>> begin
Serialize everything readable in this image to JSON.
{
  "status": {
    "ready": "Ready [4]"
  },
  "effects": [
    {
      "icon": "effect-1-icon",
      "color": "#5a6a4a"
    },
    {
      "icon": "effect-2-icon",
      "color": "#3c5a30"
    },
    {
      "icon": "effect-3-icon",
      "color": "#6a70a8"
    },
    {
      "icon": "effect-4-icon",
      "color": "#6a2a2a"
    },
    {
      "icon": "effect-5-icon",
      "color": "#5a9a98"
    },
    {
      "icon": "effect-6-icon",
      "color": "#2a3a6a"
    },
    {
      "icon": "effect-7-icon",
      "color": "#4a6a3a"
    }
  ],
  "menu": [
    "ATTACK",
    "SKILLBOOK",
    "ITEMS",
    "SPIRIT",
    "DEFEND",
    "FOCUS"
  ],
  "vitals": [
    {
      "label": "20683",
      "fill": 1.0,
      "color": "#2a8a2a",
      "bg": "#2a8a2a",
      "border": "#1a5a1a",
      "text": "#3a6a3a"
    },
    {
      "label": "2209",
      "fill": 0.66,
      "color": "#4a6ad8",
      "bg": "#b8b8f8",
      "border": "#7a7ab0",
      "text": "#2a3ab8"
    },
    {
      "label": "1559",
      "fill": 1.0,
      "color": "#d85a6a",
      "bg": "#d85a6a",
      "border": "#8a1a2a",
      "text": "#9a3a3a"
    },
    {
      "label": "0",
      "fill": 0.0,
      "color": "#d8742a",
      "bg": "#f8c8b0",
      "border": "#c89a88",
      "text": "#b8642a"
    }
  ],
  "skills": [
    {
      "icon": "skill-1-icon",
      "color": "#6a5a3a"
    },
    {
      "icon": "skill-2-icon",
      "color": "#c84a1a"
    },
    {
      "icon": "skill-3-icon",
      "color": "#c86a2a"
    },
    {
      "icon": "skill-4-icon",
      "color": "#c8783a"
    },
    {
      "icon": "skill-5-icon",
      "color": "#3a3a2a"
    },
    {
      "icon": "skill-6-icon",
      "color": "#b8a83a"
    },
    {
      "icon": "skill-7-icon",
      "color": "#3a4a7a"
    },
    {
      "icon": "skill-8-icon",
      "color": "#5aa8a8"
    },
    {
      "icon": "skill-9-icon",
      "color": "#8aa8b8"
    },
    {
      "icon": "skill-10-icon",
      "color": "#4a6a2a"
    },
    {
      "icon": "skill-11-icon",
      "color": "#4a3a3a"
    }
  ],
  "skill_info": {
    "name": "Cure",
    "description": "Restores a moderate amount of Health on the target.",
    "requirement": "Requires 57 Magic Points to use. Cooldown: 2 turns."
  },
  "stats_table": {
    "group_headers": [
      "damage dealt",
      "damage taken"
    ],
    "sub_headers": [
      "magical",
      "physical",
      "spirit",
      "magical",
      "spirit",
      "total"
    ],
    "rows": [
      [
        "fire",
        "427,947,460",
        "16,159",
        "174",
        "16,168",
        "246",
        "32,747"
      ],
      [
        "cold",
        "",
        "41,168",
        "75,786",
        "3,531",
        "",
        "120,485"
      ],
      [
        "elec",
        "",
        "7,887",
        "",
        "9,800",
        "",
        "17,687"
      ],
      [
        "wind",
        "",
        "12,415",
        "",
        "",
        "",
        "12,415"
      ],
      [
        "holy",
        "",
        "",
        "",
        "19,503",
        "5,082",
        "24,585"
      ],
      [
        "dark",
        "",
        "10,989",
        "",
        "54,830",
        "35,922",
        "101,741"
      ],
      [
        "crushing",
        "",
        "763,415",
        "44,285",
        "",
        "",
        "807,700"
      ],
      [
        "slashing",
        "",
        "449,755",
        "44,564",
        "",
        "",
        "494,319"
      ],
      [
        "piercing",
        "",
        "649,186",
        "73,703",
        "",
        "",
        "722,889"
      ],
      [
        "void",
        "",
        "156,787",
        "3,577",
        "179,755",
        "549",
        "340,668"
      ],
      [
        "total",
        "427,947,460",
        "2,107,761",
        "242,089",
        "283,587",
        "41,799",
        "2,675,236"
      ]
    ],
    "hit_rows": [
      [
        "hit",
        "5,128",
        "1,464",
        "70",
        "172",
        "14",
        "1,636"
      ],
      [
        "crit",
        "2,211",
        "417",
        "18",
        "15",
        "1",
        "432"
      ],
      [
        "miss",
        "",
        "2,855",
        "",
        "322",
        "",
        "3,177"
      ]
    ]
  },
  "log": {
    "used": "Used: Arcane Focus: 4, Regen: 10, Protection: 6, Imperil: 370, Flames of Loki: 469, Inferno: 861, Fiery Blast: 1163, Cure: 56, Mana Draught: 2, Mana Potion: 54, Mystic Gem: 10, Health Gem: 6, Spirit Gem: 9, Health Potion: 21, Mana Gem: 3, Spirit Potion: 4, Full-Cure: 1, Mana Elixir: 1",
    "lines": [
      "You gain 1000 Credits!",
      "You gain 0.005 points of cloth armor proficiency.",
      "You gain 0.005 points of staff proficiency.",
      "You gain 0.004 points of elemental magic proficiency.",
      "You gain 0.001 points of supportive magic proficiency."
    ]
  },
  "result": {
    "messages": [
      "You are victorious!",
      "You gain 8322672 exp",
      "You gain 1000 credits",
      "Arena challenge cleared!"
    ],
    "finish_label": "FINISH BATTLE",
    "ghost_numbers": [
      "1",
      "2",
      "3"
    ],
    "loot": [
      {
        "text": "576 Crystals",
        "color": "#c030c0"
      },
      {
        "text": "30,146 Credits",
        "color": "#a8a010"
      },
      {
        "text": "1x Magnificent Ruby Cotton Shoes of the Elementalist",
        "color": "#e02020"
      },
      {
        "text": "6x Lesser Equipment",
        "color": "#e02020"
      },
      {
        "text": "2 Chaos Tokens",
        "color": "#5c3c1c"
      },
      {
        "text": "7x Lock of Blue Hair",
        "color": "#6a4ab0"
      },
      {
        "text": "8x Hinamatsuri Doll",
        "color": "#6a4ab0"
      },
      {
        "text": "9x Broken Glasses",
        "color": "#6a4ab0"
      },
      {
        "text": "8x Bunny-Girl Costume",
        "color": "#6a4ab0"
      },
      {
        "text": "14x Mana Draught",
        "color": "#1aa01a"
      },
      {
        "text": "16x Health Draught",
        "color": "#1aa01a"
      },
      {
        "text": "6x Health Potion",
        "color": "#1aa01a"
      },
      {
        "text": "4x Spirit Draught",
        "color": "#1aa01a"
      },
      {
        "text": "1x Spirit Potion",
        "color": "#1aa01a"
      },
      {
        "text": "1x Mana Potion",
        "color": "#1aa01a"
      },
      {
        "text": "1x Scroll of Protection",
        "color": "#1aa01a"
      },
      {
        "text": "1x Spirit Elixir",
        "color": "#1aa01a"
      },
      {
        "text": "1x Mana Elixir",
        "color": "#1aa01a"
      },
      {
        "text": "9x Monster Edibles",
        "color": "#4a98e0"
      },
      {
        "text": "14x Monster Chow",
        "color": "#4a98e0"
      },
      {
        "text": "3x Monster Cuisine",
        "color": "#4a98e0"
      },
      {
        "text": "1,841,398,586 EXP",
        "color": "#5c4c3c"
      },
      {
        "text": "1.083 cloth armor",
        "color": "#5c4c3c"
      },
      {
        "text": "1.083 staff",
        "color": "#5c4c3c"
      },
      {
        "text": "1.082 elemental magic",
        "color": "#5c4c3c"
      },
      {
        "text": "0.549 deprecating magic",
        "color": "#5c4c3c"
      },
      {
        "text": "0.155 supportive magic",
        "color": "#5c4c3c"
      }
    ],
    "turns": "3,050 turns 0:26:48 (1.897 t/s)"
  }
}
>> end
Pick out every line above that contains the word "Potion" and copy it.

    "used": "Used: Arcane Focus: 4, Regen: 10, Protection: 6, Imperil: 370, Flames of Loki: 469, Inferno: 861, Fiery Blast: 1163, Cure: 56, Mana Draught: 2, Mana Potion: 54, Mystic Gem: 10, Health Gem: 6, Spirit Gem: 9, Health Potion: 21, Mana Gem: 3, Spirit Potion: 4, Full-Cure: 1, Mana Elixir: 1",
        "text": "6x Health Potion",
        "text": "1x Spirit Potion",
        "text": "1x Mana Potion",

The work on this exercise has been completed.